Dataset listings of figures:
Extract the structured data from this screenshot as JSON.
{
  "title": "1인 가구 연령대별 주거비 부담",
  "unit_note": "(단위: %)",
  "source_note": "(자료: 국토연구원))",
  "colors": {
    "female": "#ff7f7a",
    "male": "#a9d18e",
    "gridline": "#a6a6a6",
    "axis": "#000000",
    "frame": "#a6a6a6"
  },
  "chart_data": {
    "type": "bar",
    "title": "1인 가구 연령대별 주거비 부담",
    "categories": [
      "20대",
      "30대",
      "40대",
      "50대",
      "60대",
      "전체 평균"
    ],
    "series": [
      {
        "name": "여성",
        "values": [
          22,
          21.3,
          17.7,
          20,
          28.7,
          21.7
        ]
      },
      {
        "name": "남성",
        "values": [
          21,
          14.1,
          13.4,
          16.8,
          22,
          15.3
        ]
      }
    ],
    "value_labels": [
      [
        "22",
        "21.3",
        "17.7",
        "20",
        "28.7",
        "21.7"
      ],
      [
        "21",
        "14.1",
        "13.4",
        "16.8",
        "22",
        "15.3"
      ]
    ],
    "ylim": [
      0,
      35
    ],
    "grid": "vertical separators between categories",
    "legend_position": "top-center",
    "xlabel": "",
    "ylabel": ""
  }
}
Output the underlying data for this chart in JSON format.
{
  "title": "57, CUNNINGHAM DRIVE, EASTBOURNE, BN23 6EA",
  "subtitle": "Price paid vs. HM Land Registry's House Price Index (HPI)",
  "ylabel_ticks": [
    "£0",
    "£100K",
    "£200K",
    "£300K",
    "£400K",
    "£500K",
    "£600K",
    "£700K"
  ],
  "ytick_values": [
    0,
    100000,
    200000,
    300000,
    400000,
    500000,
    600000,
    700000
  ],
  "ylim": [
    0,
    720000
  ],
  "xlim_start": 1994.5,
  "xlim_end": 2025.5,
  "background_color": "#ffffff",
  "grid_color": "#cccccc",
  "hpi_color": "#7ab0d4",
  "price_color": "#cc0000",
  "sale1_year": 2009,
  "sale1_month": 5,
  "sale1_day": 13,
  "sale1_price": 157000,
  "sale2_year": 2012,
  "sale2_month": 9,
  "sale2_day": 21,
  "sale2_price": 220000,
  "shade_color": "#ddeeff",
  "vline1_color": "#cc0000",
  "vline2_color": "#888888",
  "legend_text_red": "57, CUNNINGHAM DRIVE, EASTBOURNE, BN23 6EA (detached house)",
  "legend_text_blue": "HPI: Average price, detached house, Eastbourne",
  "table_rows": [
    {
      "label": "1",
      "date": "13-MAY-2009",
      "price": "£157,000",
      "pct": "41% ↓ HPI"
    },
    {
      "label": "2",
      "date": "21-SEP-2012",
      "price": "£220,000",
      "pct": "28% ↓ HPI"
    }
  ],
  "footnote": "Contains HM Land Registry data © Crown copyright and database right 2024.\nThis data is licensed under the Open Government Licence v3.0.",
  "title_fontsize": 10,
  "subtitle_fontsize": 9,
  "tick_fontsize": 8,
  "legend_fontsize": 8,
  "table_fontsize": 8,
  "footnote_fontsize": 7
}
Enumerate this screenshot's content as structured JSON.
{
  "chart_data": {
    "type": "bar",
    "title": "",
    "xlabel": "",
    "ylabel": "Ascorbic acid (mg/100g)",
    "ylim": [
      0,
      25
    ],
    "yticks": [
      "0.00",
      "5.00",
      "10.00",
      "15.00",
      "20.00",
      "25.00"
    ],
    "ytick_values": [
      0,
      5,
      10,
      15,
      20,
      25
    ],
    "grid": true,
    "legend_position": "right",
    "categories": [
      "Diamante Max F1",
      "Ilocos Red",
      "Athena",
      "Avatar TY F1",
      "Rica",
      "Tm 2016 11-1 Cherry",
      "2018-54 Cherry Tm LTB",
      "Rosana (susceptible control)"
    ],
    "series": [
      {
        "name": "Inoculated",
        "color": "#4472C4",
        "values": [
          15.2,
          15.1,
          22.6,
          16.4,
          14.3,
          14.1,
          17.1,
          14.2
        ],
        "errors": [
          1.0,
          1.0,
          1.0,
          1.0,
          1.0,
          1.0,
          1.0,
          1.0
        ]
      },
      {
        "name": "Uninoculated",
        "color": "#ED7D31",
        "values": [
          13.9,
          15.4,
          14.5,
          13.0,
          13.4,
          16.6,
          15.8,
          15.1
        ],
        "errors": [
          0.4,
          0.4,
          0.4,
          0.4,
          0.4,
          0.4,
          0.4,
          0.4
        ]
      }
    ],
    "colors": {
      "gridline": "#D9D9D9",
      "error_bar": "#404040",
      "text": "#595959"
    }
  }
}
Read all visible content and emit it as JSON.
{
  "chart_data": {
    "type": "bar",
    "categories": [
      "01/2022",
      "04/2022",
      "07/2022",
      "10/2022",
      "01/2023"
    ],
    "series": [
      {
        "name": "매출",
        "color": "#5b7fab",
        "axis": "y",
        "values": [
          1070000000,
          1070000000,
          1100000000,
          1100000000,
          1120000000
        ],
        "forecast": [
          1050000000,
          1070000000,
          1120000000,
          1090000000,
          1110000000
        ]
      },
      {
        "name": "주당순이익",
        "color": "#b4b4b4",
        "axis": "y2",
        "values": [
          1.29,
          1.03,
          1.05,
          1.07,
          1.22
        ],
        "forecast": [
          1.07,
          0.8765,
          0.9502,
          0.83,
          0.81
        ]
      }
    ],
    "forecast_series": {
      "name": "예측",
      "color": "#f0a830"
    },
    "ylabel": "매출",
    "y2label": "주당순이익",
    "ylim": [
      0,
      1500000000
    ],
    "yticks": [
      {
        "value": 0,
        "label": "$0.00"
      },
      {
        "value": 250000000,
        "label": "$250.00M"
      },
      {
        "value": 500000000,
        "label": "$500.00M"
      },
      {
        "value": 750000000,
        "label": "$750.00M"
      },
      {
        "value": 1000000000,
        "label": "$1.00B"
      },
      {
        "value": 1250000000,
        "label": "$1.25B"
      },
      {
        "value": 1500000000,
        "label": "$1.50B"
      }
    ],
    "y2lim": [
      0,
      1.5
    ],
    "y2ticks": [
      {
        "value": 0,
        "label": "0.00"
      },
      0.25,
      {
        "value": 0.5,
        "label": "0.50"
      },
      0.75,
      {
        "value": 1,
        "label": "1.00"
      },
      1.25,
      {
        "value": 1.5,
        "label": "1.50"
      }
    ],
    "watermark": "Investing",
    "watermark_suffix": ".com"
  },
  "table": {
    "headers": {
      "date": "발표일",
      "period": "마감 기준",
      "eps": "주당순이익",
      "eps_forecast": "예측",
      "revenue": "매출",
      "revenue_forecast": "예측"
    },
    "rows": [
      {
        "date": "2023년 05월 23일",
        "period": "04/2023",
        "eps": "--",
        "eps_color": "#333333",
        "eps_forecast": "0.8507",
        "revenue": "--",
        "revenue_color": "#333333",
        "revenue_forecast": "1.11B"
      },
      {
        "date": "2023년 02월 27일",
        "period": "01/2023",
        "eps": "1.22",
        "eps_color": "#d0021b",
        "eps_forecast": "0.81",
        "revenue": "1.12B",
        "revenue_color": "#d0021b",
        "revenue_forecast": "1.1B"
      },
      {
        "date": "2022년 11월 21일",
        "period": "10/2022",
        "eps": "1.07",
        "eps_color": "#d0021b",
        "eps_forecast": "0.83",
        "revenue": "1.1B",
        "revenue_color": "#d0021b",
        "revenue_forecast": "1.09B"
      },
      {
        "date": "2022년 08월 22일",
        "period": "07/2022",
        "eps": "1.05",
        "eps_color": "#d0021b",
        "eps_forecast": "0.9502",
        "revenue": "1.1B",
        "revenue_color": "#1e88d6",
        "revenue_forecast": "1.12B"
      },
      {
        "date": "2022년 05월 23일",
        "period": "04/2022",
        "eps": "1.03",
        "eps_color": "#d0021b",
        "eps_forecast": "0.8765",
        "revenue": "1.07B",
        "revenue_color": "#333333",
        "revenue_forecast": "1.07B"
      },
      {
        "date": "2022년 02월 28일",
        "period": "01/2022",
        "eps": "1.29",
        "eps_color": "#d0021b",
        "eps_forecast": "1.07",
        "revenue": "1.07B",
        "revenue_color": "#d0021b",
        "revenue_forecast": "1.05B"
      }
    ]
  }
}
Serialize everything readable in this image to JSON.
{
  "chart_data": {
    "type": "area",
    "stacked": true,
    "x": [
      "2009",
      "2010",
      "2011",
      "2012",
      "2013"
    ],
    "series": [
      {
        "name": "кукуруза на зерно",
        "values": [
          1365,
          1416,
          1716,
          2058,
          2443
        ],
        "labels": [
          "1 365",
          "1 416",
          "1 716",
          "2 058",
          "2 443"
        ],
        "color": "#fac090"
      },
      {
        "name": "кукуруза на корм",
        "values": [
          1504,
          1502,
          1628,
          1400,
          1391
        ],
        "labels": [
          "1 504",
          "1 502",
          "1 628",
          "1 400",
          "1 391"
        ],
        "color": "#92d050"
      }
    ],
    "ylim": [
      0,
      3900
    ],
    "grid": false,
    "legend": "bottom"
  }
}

*WHAT TO DO:* Scan the data above and copy every line with "detached" in it.

*TASK OUTPUT:*
  "legend_text_red": "57, CUNNINGHAM DRIVE, EASTBOURNE, BN23 6EA (detached house)",
  "legend_text_blue": "HPI: Average price, detached house, Eastbourne",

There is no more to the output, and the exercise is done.